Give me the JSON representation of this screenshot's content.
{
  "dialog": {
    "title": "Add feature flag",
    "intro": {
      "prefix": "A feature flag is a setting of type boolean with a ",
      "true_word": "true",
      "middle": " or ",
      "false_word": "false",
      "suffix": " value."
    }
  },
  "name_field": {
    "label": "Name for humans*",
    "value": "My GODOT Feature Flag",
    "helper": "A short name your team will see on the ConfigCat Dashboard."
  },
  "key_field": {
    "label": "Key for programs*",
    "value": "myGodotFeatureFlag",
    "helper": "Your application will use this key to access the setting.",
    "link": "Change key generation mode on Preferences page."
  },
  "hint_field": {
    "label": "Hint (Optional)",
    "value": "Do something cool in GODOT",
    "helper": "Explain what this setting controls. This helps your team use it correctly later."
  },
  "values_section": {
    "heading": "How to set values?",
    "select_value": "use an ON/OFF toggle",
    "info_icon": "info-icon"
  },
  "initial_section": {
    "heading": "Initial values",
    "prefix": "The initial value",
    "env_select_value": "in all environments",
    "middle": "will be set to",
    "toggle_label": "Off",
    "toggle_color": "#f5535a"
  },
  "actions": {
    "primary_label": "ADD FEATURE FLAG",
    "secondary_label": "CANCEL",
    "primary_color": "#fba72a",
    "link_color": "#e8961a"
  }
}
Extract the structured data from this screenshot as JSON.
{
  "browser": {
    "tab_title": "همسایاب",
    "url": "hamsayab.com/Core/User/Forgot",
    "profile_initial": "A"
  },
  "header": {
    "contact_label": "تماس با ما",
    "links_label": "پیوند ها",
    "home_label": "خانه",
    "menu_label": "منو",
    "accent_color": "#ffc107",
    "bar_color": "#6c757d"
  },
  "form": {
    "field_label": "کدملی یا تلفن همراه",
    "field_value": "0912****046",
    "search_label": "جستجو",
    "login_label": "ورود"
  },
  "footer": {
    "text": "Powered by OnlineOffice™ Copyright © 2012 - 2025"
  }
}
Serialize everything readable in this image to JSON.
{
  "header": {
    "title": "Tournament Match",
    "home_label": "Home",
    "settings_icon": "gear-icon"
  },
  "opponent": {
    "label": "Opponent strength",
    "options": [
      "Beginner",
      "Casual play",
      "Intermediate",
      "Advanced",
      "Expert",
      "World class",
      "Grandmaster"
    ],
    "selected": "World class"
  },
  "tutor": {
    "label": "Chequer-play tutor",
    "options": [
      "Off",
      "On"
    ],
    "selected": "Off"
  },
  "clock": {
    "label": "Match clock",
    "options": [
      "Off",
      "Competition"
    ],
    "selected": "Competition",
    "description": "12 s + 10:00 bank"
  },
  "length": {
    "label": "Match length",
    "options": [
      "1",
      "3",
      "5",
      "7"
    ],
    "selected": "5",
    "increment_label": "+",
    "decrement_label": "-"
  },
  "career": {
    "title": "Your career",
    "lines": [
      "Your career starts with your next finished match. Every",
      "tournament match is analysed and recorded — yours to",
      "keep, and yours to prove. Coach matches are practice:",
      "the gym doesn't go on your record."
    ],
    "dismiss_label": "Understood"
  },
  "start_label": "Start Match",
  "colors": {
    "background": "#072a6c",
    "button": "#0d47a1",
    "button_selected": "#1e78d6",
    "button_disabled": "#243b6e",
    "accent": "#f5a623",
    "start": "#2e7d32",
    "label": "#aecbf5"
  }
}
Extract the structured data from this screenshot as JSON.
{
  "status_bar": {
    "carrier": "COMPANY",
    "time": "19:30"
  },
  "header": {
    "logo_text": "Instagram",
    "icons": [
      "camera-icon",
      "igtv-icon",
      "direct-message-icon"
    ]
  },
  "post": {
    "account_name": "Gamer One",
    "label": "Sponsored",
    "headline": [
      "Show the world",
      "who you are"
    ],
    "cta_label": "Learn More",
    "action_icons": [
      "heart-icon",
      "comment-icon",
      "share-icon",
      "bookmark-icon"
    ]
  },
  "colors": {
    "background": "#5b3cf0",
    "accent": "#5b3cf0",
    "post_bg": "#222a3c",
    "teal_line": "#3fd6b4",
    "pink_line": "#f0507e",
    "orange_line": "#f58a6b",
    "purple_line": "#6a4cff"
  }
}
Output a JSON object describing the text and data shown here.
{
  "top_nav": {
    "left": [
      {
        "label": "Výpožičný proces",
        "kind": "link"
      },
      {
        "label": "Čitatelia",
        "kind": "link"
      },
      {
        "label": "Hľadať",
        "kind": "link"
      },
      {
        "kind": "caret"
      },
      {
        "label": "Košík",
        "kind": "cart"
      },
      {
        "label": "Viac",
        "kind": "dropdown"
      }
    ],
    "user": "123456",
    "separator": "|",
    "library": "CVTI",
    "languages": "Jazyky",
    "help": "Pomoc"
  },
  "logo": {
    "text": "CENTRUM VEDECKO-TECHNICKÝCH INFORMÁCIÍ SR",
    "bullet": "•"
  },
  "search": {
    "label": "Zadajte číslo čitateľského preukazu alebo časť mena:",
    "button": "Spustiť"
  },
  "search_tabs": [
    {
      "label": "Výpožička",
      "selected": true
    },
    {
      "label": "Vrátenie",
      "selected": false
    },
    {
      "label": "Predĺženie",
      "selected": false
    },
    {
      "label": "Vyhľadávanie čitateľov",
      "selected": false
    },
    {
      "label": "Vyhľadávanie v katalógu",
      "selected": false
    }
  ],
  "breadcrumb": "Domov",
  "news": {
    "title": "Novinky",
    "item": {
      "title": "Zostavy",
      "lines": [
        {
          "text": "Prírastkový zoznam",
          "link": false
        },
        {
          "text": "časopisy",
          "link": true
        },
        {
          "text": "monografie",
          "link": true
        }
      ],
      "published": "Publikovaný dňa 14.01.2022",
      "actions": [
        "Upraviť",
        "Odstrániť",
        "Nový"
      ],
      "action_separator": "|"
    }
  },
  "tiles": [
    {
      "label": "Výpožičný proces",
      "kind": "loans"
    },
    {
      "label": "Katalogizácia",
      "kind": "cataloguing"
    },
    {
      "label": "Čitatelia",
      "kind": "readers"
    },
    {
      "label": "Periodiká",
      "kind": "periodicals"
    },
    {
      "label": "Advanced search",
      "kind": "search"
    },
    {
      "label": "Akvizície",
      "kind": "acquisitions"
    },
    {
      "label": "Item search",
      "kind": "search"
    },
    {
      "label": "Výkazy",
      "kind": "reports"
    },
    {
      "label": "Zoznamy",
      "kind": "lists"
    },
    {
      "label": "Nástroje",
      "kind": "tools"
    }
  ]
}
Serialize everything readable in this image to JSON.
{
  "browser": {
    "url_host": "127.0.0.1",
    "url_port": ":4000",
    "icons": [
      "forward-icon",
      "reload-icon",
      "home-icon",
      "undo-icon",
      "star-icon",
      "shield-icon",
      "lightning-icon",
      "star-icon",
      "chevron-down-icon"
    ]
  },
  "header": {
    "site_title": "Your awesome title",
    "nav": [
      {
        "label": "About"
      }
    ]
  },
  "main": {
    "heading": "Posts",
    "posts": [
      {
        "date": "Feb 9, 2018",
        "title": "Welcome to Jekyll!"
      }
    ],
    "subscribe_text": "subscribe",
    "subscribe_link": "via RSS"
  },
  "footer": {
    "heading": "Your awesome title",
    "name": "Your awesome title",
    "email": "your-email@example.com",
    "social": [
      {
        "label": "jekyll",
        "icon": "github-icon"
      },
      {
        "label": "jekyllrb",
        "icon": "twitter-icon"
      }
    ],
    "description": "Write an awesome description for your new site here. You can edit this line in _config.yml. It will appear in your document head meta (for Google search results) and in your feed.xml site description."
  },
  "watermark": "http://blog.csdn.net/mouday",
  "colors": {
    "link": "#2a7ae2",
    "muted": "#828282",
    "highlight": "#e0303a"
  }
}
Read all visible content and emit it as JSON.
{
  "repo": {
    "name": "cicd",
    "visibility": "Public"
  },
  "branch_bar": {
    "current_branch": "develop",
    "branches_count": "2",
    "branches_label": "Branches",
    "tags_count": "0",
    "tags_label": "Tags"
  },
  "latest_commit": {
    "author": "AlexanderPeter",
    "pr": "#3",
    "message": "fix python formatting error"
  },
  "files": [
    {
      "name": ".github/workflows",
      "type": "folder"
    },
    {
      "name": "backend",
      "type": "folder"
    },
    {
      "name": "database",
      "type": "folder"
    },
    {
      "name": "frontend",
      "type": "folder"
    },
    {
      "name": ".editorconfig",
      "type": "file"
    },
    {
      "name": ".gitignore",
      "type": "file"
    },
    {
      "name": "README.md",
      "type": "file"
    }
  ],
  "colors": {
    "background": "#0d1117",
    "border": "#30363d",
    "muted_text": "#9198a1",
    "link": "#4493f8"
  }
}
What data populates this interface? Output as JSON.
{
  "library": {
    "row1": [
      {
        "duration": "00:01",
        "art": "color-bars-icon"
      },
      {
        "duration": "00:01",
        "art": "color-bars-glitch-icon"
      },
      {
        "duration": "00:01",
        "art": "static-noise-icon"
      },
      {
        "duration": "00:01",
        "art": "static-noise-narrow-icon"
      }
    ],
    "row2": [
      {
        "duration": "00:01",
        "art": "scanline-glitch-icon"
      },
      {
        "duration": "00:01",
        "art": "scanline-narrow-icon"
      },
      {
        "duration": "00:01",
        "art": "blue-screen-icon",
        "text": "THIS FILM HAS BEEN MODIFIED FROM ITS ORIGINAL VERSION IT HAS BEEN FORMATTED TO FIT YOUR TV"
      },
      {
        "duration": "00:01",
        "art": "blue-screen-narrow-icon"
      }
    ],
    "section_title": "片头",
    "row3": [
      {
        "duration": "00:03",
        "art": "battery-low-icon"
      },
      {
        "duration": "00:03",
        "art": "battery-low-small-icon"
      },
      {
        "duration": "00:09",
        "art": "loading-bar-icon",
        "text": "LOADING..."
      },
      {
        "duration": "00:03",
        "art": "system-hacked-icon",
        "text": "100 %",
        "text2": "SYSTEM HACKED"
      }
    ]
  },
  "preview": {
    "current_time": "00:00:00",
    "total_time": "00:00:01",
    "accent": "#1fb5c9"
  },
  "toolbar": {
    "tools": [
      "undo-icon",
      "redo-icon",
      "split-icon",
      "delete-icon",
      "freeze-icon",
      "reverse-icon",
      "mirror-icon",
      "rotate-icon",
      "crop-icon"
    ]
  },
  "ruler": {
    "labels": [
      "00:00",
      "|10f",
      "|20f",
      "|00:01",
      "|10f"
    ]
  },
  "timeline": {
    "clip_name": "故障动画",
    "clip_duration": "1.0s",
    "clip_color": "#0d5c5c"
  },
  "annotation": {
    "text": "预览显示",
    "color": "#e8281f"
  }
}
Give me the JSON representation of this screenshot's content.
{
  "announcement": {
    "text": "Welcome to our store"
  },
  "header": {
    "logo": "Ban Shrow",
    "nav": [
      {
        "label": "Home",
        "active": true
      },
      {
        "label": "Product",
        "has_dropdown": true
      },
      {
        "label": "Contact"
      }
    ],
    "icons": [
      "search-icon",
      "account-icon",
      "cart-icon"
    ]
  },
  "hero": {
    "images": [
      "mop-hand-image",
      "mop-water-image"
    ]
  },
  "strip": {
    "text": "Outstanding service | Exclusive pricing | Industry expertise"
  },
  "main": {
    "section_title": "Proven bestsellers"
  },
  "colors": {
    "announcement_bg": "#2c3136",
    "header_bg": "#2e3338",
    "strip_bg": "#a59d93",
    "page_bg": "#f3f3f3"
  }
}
▬▬▬▬▬▬▬▬▬▬
THE PROBLEM:
Search the entries for the string "true" and collect each line that has it.

EXPECTED ANSWER:
      "true_word": "true",
      "selected": true
          "link": true
          "link": true
        "active": true
        "has_dropdown": true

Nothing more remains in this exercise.